Collected data entries
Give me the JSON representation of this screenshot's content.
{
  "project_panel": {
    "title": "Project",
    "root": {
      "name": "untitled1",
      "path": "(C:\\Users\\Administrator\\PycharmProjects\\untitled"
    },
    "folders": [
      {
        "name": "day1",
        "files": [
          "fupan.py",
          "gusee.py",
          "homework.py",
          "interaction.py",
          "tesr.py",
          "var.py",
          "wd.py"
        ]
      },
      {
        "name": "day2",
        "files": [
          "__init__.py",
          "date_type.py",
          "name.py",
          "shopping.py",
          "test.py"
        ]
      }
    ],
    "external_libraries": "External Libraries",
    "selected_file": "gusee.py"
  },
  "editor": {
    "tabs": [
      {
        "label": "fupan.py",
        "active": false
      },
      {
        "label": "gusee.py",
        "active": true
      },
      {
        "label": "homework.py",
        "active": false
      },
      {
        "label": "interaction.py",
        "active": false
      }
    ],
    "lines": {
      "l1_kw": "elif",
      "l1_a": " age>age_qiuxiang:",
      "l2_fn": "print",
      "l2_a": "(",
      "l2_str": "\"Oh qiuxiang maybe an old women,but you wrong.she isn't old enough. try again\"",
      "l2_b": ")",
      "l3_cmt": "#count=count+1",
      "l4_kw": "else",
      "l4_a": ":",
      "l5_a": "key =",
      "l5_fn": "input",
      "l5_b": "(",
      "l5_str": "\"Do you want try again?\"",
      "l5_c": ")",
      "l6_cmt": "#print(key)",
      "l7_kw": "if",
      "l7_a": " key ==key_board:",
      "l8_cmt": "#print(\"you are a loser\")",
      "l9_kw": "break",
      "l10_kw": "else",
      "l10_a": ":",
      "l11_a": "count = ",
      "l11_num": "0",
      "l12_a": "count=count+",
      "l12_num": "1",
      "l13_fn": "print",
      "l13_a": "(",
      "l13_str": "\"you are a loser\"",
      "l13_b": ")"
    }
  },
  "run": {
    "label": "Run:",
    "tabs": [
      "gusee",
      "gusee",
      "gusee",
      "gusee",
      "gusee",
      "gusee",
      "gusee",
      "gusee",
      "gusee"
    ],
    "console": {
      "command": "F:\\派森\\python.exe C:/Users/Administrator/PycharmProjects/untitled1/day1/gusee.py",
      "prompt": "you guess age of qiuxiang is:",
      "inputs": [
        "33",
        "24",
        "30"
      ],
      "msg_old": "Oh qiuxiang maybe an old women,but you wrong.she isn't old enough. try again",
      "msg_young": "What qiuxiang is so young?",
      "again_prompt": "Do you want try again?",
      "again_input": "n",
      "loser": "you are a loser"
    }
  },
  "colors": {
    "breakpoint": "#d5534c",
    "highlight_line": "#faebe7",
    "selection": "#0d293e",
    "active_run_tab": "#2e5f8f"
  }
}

- [What is required] Establish how many lines of the material above hold the word "interaction". Nothing but the count should be returned.

- [Answer in full] 2